DATASET ENTRIES:
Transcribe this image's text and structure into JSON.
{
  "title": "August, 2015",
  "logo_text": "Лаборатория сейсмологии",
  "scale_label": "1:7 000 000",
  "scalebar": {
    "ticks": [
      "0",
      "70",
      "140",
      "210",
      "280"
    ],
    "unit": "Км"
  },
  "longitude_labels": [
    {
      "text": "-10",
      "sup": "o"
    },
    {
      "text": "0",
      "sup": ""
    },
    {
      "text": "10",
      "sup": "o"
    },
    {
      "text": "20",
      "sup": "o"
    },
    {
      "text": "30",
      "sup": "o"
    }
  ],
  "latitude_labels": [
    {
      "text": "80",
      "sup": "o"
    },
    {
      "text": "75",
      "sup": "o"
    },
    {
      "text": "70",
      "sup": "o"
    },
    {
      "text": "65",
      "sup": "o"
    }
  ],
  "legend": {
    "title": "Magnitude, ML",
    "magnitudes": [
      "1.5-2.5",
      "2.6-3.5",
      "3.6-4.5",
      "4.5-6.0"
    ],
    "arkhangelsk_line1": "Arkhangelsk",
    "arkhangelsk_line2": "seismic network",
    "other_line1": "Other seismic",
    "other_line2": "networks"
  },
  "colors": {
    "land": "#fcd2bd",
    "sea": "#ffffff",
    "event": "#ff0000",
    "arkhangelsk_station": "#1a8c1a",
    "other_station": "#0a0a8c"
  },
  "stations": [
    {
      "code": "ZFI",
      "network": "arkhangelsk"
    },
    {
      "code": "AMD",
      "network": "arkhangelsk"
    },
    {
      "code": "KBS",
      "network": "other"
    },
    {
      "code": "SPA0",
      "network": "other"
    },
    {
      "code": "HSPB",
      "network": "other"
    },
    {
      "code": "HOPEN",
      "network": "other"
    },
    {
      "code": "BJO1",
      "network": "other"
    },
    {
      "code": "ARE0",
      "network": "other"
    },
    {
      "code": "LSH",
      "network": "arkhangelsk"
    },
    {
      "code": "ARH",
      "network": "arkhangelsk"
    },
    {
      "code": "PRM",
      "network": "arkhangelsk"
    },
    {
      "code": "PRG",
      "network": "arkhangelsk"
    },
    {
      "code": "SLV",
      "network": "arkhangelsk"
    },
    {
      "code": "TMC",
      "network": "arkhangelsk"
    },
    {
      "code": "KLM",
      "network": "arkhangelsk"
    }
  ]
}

YOUR OBJECTIVE:
Select and copy each line from the data that includes the word "seismic".

CORRECT RESPONSE:
    "arkhangelsk_line2": "seismic network",
    "other_line1": "Other seismic",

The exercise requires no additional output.